--- PROVIDED DATA ---
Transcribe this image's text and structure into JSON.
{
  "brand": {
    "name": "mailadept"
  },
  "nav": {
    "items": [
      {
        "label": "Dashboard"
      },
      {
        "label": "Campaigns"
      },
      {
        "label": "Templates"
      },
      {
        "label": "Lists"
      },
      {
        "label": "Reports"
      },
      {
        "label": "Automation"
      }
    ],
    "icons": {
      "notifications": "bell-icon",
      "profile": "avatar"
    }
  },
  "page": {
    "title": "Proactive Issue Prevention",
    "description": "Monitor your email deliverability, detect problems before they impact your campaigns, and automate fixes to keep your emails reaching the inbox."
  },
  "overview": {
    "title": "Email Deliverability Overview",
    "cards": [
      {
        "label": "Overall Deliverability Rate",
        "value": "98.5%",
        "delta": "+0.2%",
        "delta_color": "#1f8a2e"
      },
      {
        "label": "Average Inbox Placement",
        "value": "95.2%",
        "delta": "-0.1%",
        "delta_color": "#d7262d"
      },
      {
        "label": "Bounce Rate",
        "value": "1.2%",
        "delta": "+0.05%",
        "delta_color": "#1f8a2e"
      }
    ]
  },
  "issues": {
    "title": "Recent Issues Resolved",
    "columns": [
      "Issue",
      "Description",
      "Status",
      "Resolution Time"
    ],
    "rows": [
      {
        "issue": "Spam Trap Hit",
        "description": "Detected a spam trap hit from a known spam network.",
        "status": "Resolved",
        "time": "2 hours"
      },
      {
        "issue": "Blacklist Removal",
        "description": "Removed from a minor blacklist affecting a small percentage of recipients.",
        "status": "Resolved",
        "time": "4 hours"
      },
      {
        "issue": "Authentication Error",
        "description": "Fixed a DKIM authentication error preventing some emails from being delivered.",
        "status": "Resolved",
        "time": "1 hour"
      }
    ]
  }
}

--- REQUIREMENTS ---
Recopy the entries above exactly, with every line included.

--- FINISHED EXERCISE ---
Transcribe this image's text and structure into JSON.
{
  "brand": {
    "name": "mailadept"
  },
  "nav": {
    "items": [
      {
        "label": "Dashboard"
      },
      {
        "label": "Campaigns"
      },
      {
        "label": "Templates"
      },
      {
        "label": "Lists"
      },
      {
        "label": "Reports"
      },
      {
        "label": "Automation"
      }
    ],
    "icons": {
      "notifications": "bell-icon",
      "profile": "avatar"
    }
  },
  "page": {
    "title": "Proactive Issue Prevention",
    "description": "Monitor your email deliverability, detect problems before they impact your campaigns, and automate fixes to keep your emails reaching the inbox."
  },
  "overview": {
    "title": "Email Deliverability Overview",
    "cards": [
      {
        "label": "Overall Deliverability Rate",
        "value": "98.5%",
        "delta": "+0.2%",
        "delta_color": "#1f8a2e"
      },
      {
        "label": "Average Inbox Placement",
        "value": "95.2%",
        "delta": "-0.1%",
        "delta_color": "#d7262d"
      },
      {
        "label": "Bounce Rate",
        "value": "1.2%",
        "delta": "+0.05%",
        "delta_color": "#1f8a2e"
      }
    ]
  },
  "issues": {
    "title": "Recent Issues Resolved",
    "columns": [
      "Issue",
      "Description",
      "Status",
      "Resolution Time"
    ],
    "rows": [
      {
        "issue": "Spam Trap Hit",
        "description": "Detected a spam trap hit from a known spam network.",
        "status": "Resolved",
        "time": "2 hours"
      },
      {
        "issue": "Blacklist Removal",
        "description": "Removed from a minor blacklist affecting a small percentage of recipients.",
        "status": "Resolved",
        "time": "4 hours"
      },
      {
        "issue": "Authentication Error",
        "description": "Fixed a DKIM authentication error preventing some emails from being delivered.",
        "status": "Resolved",
        "time": "1 hour"
      }
    ]
  }
}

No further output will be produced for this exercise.